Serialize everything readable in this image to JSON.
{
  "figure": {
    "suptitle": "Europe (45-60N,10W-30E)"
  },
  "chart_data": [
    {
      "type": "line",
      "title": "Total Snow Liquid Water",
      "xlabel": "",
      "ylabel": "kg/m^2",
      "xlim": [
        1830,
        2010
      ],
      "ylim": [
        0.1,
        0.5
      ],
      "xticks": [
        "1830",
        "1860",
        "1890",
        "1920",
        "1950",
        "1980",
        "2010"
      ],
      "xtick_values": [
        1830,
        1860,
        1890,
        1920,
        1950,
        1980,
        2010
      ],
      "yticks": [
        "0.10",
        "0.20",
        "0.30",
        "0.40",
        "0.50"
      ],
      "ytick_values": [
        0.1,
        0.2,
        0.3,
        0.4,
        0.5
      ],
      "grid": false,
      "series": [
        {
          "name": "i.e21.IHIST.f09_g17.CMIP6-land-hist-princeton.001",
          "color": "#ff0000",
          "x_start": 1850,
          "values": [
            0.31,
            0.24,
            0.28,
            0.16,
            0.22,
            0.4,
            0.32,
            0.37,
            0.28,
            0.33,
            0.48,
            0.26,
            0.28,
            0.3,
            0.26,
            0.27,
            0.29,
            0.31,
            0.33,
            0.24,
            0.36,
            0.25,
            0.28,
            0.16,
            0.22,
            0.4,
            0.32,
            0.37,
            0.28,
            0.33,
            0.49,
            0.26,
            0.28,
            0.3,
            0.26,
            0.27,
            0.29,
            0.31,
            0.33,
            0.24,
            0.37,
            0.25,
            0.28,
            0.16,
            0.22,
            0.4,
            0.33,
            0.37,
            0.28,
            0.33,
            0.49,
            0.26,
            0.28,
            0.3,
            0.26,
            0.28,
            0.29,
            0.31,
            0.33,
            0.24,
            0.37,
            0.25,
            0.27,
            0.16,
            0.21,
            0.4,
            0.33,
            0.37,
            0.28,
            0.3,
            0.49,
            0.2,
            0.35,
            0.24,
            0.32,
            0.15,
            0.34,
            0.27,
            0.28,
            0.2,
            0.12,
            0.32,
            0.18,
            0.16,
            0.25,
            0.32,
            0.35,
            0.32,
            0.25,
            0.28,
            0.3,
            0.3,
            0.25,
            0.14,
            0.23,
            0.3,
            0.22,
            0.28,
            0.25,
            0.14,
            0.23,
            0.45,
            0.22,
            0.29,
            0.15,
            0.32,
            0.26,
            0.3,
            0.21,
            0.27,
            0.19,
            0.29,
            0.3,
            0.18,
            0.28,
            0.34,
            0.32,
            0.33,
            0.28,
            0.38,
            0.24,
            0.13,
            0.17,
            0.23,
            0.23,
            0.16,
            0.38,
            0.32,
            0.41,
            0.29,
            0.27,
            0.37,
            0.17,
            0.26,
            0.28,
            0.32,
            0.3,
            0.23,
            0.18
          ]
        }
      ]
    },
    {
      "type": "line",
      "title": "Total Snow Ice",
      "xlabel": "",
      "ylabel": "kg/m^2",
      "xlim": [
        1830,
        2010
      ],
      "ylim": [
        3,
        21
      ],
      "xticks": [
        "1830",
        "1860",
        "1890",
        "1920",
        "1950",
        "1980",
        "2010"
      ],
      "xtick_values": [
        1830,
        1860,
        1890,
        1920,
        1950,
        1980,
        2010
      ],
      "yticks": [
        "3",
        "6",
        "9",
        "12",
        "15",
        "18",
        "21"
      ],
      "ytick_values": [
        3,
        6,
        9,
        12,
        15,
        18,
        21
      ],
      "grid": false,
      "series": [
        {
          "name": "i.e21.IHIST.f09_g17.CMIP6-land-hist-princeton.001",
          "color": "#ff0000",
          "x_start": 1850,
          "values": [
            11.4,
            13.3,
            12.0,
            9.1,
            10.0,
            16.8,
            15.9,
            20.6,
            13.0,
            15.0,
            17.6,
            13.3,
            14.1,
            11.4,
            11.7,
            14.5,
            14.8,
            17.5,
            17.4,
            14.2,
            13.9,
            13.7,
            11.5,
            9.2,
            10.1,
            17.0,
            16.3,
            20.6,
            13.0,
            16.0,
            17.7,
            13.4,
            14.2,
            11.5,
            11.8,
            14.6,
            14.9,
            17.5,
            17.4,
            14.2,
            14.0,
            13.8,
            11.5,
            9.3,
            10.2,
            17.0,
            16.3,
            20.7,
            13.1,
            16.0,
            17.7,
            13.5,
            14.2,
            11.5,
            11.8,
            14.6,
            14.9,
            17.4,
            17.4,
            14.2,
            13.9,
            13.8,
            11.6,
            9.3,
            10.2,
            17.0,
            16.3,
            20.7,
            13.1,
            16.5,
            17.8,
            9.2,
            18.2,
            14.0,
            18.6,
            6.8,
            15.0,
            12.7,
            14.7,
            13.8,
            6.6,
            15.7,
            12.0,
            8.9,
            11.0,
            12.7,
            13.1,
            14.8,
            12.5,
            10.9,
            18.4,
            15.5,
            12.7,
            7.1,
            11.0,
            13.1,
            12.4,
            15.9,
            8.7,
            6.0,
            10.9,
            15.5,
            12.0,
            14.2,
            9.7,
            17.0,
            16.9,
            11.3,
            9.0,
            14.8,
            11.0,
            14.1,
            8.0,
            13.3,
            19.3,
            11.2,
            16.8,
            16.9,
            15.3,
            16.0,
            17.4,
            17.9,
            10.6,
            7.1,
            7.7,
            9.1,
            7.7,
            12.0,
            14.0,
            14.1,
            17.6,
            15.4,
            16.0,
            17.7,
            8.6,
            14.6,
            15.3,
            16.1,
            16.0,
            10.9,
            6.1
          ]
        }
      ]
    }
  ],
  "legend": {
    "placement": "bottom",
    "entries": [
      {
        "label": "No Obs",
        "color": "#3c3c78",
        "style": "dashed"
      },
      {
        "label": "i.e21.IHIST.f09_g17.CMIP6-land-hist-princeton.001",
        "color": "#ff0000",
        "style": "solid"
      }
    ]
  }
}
----
• TASK PROMPT
Your task is to repeat every line exactly.

• RESPONSE
Serialize everything readable in this image to JSON.
{
  "figure": {
    "suptitle": "Europe (45-60N,10W-30E)"
  },
  "chart_data": [
    {
      "type": "line",
      "title": "Total Snow Liquid Water",
      "xlabel": "",
      "ylabel": "kg/m^2",
      "xlim": [
        1830,
        2010
      ],
      "ylim": [
        0.1,
        0.5
      ],
      "xticks": [
        "1830",
        "1860",
        "1890",
        "1920",
        "1950",
        "1980",
        "2010"
      ],
      "xtick_values": [
        1830,
        1860,
        1890,
        1920,
        1950,
        1980,
        2010
      ],
      "yticks": [
        "0.10",
        "0.20",
        "0.30",
        "0.40",
        "0.50"
      ],
      "ytick_values": [
        0.1,
        0.2,
        0.3,
        0.4,
        0.5
      ],
      "grid": false,
      "series": [
        {
          "name": "i.e21.IHIST.f09_g17.CMIP6-land-hist-princeton.001",
          "color": "#ff0000",
          "x_start": 1850,
          "values": [
            0.31,
            0.24,
            0.28,
            0.16,
            0.22,
            0.4,
            0.32,
            0.37,
            0.28,
            0.33,
            0.48,
            0.26,
            0.28,
            0.3,
            0.26,
            0.27,
            0.29,
            0.31,
            0.33,
            0.24,
            0.36,
            0.25,
            0.28,
            0.16,
            0.22,
            0.4,
            0.32,
            0.37,
            0.28,
            0.33,
            0.49,
            0.26,
            0.28,
            0.3,
            0.26,
            0.27,
            0.29,
            0.31,
            0.33,
            0.24,
            0.37,
            0.25,
            0.28,
            0.16,
            0.22,
            0.4,
            0.33,
            0.37,
            0.28,
            0.33,
            0.49,
            0.26,
            0.28,
            0.3,
            0.26,
            0.28,
            0.29,
            0.31,
            0.33,
            0.24,
            0.37,
            0.25,
            0.27,
            0.16,
            0.21,
            0.4,
            0.33,
            0.37,
            0.28,
            0.3,
            0.49,
            0.2,
            0.35,
            0.24,
            0.32,
            0.15,
            0.34,
            0.27,
            0.28,
            0.2,
            0.12,
            0.32,
            0.18,
            0.16,
            0.25,
            0.32,
            0.35,
            0.32,
            0.25,
            0.28,
            0.3,
            0.3,
            0.25,
            0.14,
            0.23,
            0.3,
            0.22,
            0.28,
            0.25,
            0.14,
            0.23,
            0.45,
            0.22,
            0.29,
            0.15,
            0.32,
            0.26,
            0.3,
            0.21,
            0.27,
            0.19,
            0.29,
            0.3,
            0.18,
            0.28,
            0.34,
            0.32,
            0.33,
            0.28,
            0.38,
            0.24,
            0.13,
            0.17,
            0.23,
            0.23,
            0.16,
            0.38,
            0.32,
            0.41,
            0.29,
            0.27,
            0.37,
            0.17,
            0.26,
            0.28,
            0.32,
            0.3,
            0.23,
            0.18
          ]
        }
      ]
    },
    {
      "type": "line",
      "title": "Total Snow Ice",
      "xlabel": "",
      "ylabel": "kg/m^2",
      "xlim": [
        1830,
        2010
      ],
      "ylim": [
        3,
        21
      ],
      "xticks": [
        "1830",
        "1860",
        "1890",
        "1920",
        "1950",
        "1980",
        "2010"
      ],
      "xtick_values": [
        1830,
        1860,
        1890,
        1920,
        1950,
        1980,
        2010
      ],
      "yticks": [
        "3",
        "6",
        "9",
        "12",
        "15",
        "18",
        "21"
      ],
      "ytick_values": [
        3,
        6,
        9,
        12,
        15,
        18,
        21
      ],
      "grid": false,
      "series": [
        {
          "name": "i.e21.IHIST.f09_g17.CMIP6-land-hist-princeton.001",
          "color": "#ff0000",
          "x_start": 1850,
          "values": [
            11.4,
            13.3,
            12.0,
            9.1,
            10.0,
            16.8,
            15.9,
            20.6,
            13.0,
            15.0,
            17.6,
            13.3,
            14.1,
            11.4,
            11.7,
            14.5,
            14.8,
            17.5,
            17.4,
            14.2,
            13.9,
            13.7,
            11.5,
            9.2,
            10.1,
            17.0,
            16.3,
            20.6,
            13.0,
            16.0,
            17.7,
            13.4,
            14.2,
            11.5,
            11.8,
            14.6,
            14.9,
            17.5,
            17.4,
            14.2,
            14.0,
            13.8,
            11.5,
            9.3,
            10.2,
            17.0,
            16.3,
            20.7,
            13.1,
            16.0,
            17.7,
            13.5,
            14.2,
            11.5,
            11.8,
            14.6,
            14.9,
            17.4,
            17.4,
            14.2,
            13.9,
            13.8,
            11.6,
            9.3,
            10.2,
            17.0,
            16.3,
            20.7,
            13.1,
            16.5,
            17.8,
            9.2,
            18.2,
            14.0,
            18.6,
            6.8,
            15.0,
            12.7,
            14.7,
            13.8,
            6.6,
            15.7,
            12.0,
            8.9,
            11.0,
            12.7,
            13.1,
            14.8,
            12.5,
            10.9,
            18.4,
            15.5,
            12.7,
            7.1,
            11.0,
            13.1,
            12.4,
            15.9,
            8.7,
            6.0,
            10.9,
            15.5,
            12.0,
            14.2,
            9.7,
            17.0,
            16.9,
            11.3,
            9.0,
            14.8,
            11.0,
            14.1,
            8.0,
            13.3,
            19.3,
            11.2,
            16.8,
            16.9,
            15.3,
            16.0,
            17.4,
            17.9,
            10.6,
            7.1,
            7.7,
            9.1,
            7.7,
            12.0,
            14.0,
            14.1,
            17.6,
            15.4,
            16.0,
            17.7,
            8.6,
            14.6,
            15.3,
            16.1,
            16.0,
            10.9,
            6.1
          ]
        }
      ]
    }
  ],
  "legend": {
    "placement": "bottom",
    "entries": [
      {
        "label": "No Obs",
        "color": "#3c3c78",
        "style": "dashed"
      },
      {
        "label": "i.e21.IHIST.f09_g17.CMIP6-land-hist-princeton.001",
        "color": "#ff0000",
        "style": "solid"
      }
    ]
  }
}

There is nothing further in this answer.